-------- RECORD LIST

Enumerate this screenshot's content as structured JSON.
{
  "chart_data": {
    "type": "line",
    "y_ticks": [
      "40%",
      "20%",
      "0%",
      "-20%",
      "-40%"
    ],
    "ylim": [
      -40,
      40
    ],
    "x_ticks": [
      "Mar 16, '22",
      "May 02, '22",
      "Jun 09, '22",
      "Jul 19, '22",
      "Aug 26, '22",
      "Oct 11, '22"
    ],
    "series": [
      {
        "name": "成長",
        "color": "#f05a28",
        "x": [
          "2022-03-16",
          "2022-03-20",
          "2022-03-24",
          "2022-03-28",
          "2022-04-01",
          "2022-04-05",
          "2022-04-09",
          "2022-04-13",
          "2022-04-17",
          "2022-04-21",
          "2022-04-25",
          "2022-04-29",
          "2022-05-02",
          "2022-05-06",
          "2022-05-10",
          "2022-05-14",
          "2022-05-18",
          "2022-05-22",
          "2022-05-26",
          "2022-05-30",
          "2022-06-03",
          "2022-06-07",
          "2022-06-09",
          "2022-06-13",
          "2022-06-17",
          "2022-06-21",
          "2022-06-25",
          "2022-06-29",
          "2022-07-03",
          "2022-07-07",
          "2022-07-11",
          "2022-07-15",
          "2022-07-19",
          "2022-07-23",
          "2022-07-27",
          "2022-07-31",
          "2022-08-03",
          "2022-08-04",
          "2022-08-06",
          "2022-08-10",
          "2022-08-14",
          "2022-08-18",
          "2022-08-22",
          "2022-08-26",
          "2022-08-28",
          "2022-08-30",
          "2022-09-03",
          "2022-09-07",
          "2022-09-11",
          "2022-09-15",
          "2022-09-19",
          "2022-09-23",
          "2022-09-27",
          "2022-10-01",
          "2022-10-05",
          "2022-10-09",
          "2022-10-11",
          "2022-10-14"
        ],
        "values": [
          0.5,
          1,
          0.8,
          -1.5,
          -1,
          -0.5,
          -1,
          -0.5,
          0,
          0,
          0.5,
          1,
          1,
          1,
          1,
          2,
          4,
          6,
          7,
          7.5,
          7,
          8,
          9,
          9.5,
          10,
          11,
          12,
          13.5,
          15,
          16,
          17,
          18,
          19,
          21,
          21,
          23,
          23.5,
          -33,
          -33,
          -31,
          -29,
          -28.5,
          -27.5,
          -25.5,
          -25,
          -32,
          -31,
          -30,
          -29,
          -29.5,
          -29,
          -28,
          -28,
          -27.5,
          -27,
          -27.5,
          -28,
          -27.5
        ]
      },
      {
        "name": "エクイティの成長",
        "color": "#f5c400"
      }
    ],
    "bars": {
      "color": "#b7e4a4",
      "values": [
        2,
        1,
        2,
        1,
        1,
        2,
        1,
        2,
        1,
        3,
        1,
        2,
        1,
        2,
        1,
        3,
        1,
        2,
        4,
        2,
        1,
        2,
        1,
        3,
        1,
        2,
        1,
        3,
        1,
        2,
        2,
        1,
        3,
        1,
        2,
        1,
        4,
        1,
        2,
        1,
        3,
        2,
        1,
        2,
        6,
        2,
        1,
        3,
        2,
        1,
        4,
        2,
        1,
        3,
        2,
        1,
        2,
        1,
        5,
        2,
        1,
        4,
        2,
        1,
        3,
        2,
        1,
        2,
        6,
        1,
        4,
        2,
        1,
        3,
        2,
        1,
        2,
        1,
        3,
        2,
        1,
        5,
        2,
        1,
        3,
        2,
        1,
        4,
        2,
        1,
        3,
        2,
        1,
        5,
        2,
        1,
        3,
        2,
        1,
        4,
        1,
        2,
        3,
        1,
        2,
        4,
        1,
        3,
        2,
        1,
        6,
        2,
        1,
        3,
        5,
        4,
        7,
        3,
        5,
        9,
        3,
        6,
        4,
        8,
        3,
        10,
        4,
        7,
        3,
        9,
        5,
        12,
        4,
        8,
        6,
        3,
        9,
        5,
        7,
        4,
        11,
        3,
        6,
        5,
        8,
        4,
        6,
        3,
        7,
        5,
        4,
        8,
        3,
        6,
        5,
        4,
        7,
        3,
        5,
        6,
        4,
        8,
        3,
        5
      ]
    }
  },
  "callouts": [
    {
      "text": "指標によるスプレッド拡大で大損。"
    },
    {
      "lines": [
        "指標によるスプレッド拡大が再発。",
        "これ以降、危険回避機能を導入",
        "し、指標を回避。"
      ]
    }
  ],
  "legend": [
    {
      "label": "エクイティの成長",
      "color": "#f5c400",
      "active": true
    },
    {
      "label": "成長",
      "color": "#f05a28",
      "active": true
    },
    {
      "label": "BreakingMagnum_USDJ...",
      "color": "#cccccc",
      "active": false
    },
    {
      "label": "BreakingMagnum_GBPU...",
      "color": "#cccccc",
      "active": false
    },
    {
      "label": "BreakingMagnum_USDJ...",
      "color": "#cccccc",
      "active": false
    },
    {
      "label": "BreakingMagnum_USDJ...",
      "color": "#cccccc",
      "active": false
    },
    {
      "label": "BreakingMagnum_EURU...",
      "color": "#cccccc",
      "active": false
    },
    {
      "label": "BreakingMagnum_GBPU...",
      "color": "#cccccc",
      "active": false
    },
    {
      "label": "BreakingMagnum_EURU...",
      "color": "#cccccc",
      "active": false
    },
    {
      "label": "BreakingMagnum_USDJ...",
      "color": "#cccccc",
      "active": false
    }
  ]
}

----------------

YOUR OBJECTIVE:
Copy out each line exactly as written.

OUTPUT OF THE TASK:
Enumerate this screenshot's content as structured JSON.
{
  "chart_data": {
    "type": "line",
    "y_ticks": [
      "40%",
      "20%",
      "0%",
      "-20%",
      "-40%"
    ],
    "ylim": [
      -40,
      40
    ],
    "x_ticks": [
      "Mar 16, '22",
      "May 02, '22",
      "Jun 09, '22",
      "Jul 19, '22",
      "Aug 26, '22",
      "Oct 11, '22"
    ],
    "series": [
      {
        "name": "成長",
        "color": "#f05a28",
        "x": [
          "2022-03-16",
          "2022-03-20",
          "2022-03-24",
          "2022-03-28",
          "2022-04-01",
          "2022-04-05",
          "2022-04-09",
          "2022-04-13",
          "2022-04-17",
          "2022-04-21",
          "2022-04-25",
          "2022-04-29",
          "2022-05-02",
          "2022-05-06",
          "2022-05-10",
          "2022-05-14",
          "2022-05-18",
          "2022-05-22",
          "2022-05-26",
          "2022-05-30",
          "2022-06-03",
          "2022-06-07",
          "2022-06-09",
          "2022-06-13",
          "2022-06-17",
          "2022-06-21",
          "2022-06-25",
          "2022-06-29",
          "2022-07-03",
          "2022-07-07",
          "2022-07-11",
          "2022-07-15",
          "2022-07-19",
          "2022-07-23",
          "2022-07-27",
          "2022-07-31",
          "2022-08-03",
          "2022-08-04",
          "2022-08-06",
          "2022-08-10",
          "2022-08-14",
          "2022-08-18",
          "2022-08-22",
          "2022-08-26",
          "2022-08-28",
          "2022-08-30",
          "2022-09-03",
          "2022-09-07",
          "2022-09-11",
          "2022-09-15",
          "2022-09-19",
          "2022-09-23",
          "2022-09-27",
          "2022-10-01",
          "2022-10-05",
          "2022-10-09",
          "2022-10-11",
          "2022-10-14"
        ],
        "values": [
          0.5,
          1,
          0.8,
          -1.5,
          -1,
          -0.5,
          -1,
          -0.5,
          0,
          0,
          0.5,
          1,
          1,
          1,
          1,
          2,
          4,
          6,
          7,
          7.5,
          7,
          8,
          9,
          9.5,
          10,
          11,
          12,
          13.5,
          15,
          16,
          17,
          18,
          19,
          21,
          21,
          23,
          23.5,
          -33,
          -33,
          -31,
          -29,
          -28.5,
          -27.5,
          -25.5,
          -25,
          -32,
          -31,
          -30,
          -29,
          -29.5,
          -29,
          -28,
          -28,
          -27.5,
          -27,
          -27.5,
          -28,
          -27.5
        ]
      },
      {
        "name": "エクイティの成長",
        "color": "#f5c400"
      }
    ],
    "bars": {
      "color": "#b7e4a4",
      "values": [
        2,
        1,
        2,
        1,
        1,
        2,
        1,
        2,
        1,
        3,
        1,
        2,
        1,
        2,
        1,
        3,
        1,
        2,
        4,
        2,
        1,
        2,
        1,
        3,
        1,
        2,
        1,
        3,
        1,
        2,
        2,
        1,
        3,
        1,
        2,
        1,
        4,
        1,
        2,
        1,
        3,
        2,
        1,
        2,
        6,
        2,
        1,
        3,
        2,
        1,
        4,
        2,
        1,
        3,
        2,
        1,
        2,
        1,
        5,
        2,
        1,
        4,
        2,
        1,
        3,
        2,
        1,
        2,
        6,
        1,
        4,
        2,
        1,
        3,
        2,
        1,
        2,
        1,
        3,
        2,
        1,
        5,
        2,
        1,
        3,
        2,
        1,
        4,
        2,
        1,
        3,
        2,
        1,
        5,
        2,
        1,
        3,
        2,
        1,
        4,
        1,
        2,
        3,
        1,
        2,
        4,
        1,
        3,
        2,
        1,
        6,
        2,
        1,
        3,
        5,
        4,
        7,
        3,
        5,
        9,
        3,
        6,
        4,
        8,
        3,
        10,
        4,
        7,
        3,
        9,
        5,
        12,
        4,
        8,
        6,
        3,
        9,
        5,
        7,
        4,
        11,
        3,
        6,
        5,
        8,
        4,
        6,
        3,
        7,
        5,
        4,
        8,
        3,
        6,
        5,
        4,
        7,
        3,
        5,
        6,
        4,
        8,
        3,
        5
      ]
    }
  },
  "callouts": [
    {
      "text": "指標によるスプレッド拡大で大損。"
    },
    {
      "lines": [
        "指標によるスプレッド拡大が再発。",
        "これ以降、危険回避機能を導入",
        "し、指標を回避。"
      ]
    }
  ],
  "legend": [
    {
      "label": "エクイティの成長",
      "color": "#f5c400",
      "active": true
    },
    {
      "label": "成長",
      "color": "#f05a28",
      "active": true
    },
    {
      "label": "BreakingMagnum_USDJ...",
      "color": "#cccccc",
      "active": false
    },
    {
      "label": "BreakingMagnum_GBPU...",
      "color": "#cccccc",
      "active": false
    },
    {
      "label": "BreakingMagnum_USDJ...",
      "color": "#cccccc",
      "active": false
    },
    {
      "label": "BreakingMagnum_USDJ...",
      "color": "#cccccc",
      "active": false
    },
    {
      "label": "BreakingMagnum_EURU...",
      "color": "#cccccc",
      "active": false
    },
    {
      "label": "BreakingMagnum_GBPU...",
      "color": "#cccccc",
      "active": false
    },
    {
      "label": "BreakingMagnum_EURU...",
      "color": "#cccccc",
      "active": false
    },
    {
      "label": "BreakingMagnum_USDJ...",
      "color": "#cccccc",
      "active": false
    }
  ]
}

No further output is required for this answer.